+++ Excerpt provided +++
Universal side divisor

Template:Curing-element property

Definition

A nonzero element ${\displaystyle x}$ in an commutative unital ring ${\displaystyle R}$ is termed a universal side divisor if ${\displaystyle x}$ satisfies the following two conditions:

• ${\displaystyle x}$ is not a unit.
• For any ${\displaystyle y\in R}$, either ${\displaystyle x}$ divides ${\displaystyle y}$ or there exists a unit ${\displaystyle u\in R}$ such that ${\displaystyle x}$ divides ${\displaystyle y-u}$.

Equivalently, a non-zero non-unit element is a universal side divisor if and only if the unit balls centered around its multiples cover the whole ring.
+++ Collected material +++
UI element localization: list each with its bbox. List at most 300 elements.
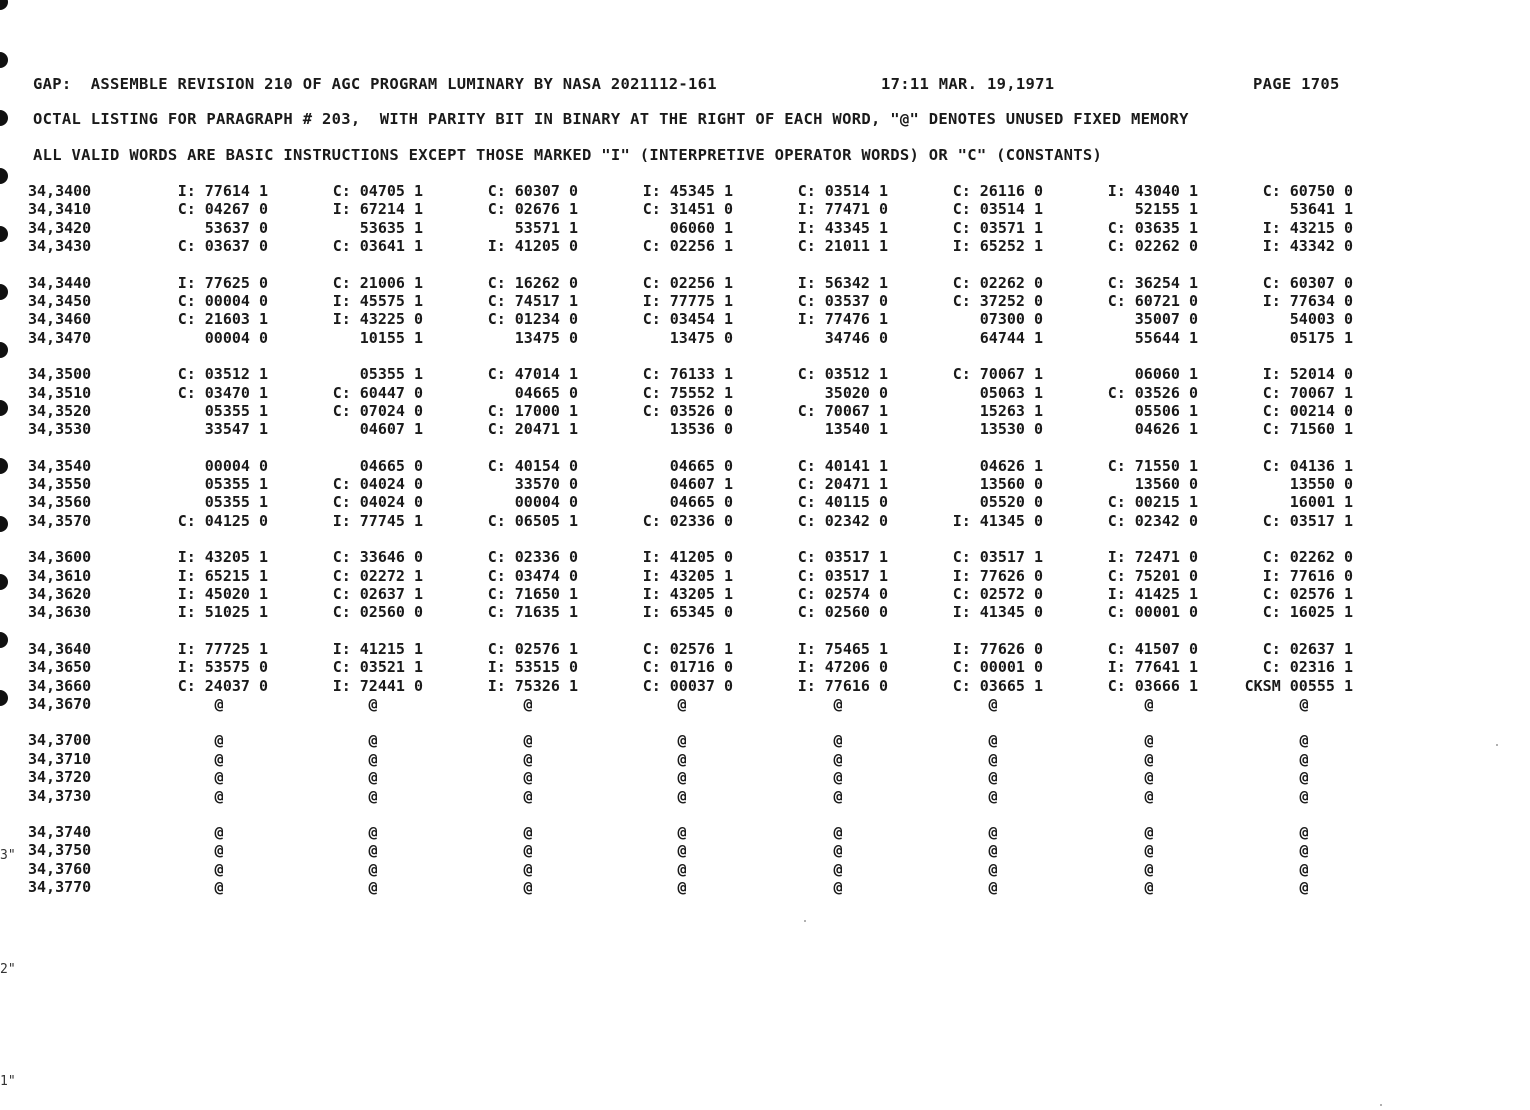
+++
— What the task requires —
Please carry on the page about universal side divisors, picking up right after its last sentence.

— Output of the exercise —
Equivalence up to associate classes

If ${\displaystyle x,y}$ are associate elements in a commutative unital ring ${\displaystyle R}$, then ${\displaystyle x}$ is a universal side divisor if and only if ${\displaystyle y}$ is a universal side divisor. For full proof, refer: Universal side divisor property is invariant upto associates

Examples

• In the ring of rational integers ${\displaystyle \mathbb {Z} }$, the only universal side divisors are ${\displaystyle \pm 2,\pm 3}$. ${\displaystyle 2}$ is a universal side divisor because every integer is either a multiple of ${\displaystyle 2}$ or differs by ${\displaystyle 1}$ from a multiple of ${\displaystyle 2}$. ${\displaystyle 3}$ is a universal side divisor because every integer is either ${\displaystyle 0}$, ${\displaystyle 1}$, or ${\displaystyle -1}$ mod ${\displaystyle 3}$. For any integer ${\displaystyle n}$ of absolute value greater than ${\displaystyle 3}$, there is no way of subtracting a unit or zero from ${\displaystyle 2}$ to get a multiple of ${\displaystyle n}$.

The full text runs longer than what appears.